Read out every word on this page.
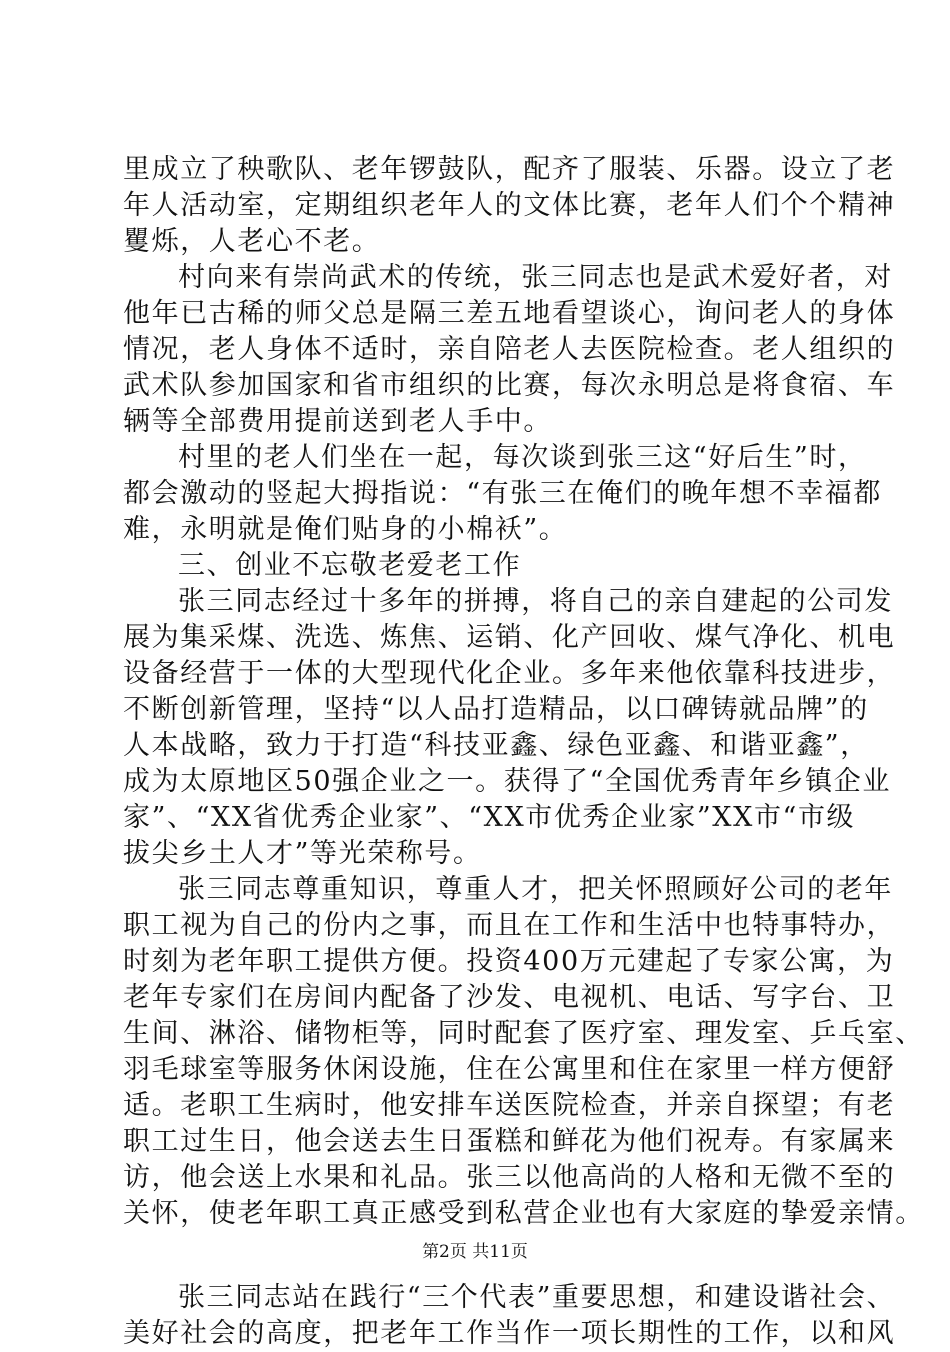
里成立了秧歌队、老年锣鼓队，配齐了服装、乐器。设立了老
年人活动室，定期组织老年人的文体比赛，老年人们个个精神
矍烁，人老心不老。
村向来有崇尚武术的传统，张三同志也是武术爱好者，对
他年已古稀的师父总是隔三差五地看望谈心，询问老人的身体
情况，老人身体不适时，亲自陪老人去医院检查。老人组织的
武术队参加国家和省市组织的比赛，每次永明总是将食宿、车
辆等全部费用提前送到老人手中。
村里的老人们坐在一起，每次谈到张三这“好后生”时，
都会激动的竖起大拇指说：“有张三在俺们的晚年想不幸福都
难，永明就是俺们贴身的小棉袄”。
三、创业不忘敬老爱老工作
张三同志经过十多年的拼搏，将自己的亲自建起的公司发
展为集采煤、洗选、炼焦、运销、化产回收、煤气净化、机电
设备经营于一体的大型现代化企业。多年来他依靠科技进步，
不断创新管理，坚持“以人品打造精品，以口碑铸就品牌”的
人本战略，致力于打造“科技亚鑫、绿色亚鑫、和谐亚鑫”，
成为太原地区50强企业之一。获得了“全国优秀青年乡镇企业
家”、“XX省优秀企业家”、“XX市优秀企业家”XX市“市级
拔尖乡土人才”等光荣称号。
张三同志尊重知识，尊重人才，把关怀照顾好公司的老年
职工视为自己的份内之事，而且在工作和生活中也特事特办，
时刻为老年职工提供方便。投资400万元建起了专家公寓，为
老年专家们在房间内配备了沙发、电视机、电话、写字台、卫
生间、淋浴、储物柜等，同时配套了医疗室、理发室、乒乓室、
羽毛球室等服务休闲设施，住在公寓里和住在家里一样方便舒
适。老职工生病时，他安排车送医院检查，并亲自探望；有老
职工过生日，他会送去生日蛋糕和鲜花为他们祝寿。有家属来
访，他会送上水果和礼品。张三以他高尚的人格和无微不至的
关怀，使老年职工真正感受到私营企业也有大家庭的挚爱亲情。
张三同志站在践行“三个代表”重要思想，和建设谐社会、
美好社会的高度，把老年工作当作一项长期性的工作，以和风
第2页 共11页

───

→ Goal: Every record above must be given again exactly; drop the pictures.

→ Expected output:
Read out every word on this page.
里成立了秧歌队、老年锣鼓队，配齐了服装、乐器。设立了老
年人活动室，定期组织老年人的文体比赛，老年人们个个精神
矍烁，人老心不老。
村向来有崇尚武术的传统，张三同志也是武术爱好者，对
他年已古稀的师父总是隔三差五地看望谈心，询问老人的身体
情况，老人身体不适时，亲自陪老人去医院检查。老人组织的
武术队参加国家和省市组织的比赛，每次永明总是将食宿、车
辆等全部费用提前送到老人手中。
村里的老人们坐在一起，每次谈到张三这“好后生”时，
都会激动的竖起大拇指说：“有张三在俺们的晚年想不幸福都
难，永明就是俺们贴身的小棉袄”。
三、创业不忘敬老爱老工作
张三同志经过十多年的拼搏，将自己的亲自建起的公司发
展为集采煤、洗选、炼焦、运销、化产回收、煤气净化、机电
设备经营于一体的大型现代化企业。多年来他依靠科技进步，
不断创新管理，坚持“以人品打造精品，以口碑铸就品牌”的
人本战略，致力于打造“科技亚鑫、绿色亚鑫、和谐亚鑫”，
成为太原地区50强企业之一。获得了“全国优秀青年乡镇企业
家”、“XX省优秀企业家”、“XX市优秀企业家”XX市“市级
拔尖乡土人才”等光荣称号。
张三同志尊重知识，尊重人才，把关怀照顾好公司的老年
职工视为自己的份内之事，而且在工作和生活中也特事特办，
时刻为老年职工提供方便。投资400万元建起了专家公寓，为
老年专家们在房间内配备了沙发、电视机、电话、写字台、卫
生间、淋浴、储物柜等，同时配套了医疗室、理发室、乒乓室、
羽毛球室等服务休闲设施，住在公寓里和住在家里一样方便舒
适。老职工生病时，他安排车送医院检查，并亲自探望；有老
职工过生日，他会送去生日蛋糕和鲜花为他们祝寿。有家属来
访，他会送上水果和礼品。张三以他高尚的人格和无微不至的
关怀，使老年职工真正感受到私营企业也有大家庭的挚爱亲情。
张三同志站在践行“三个代表”重要思想，和建设谐社会、
美好社会的高度，把老年工作当作一项长期性的工作，以和风
第2页 共11页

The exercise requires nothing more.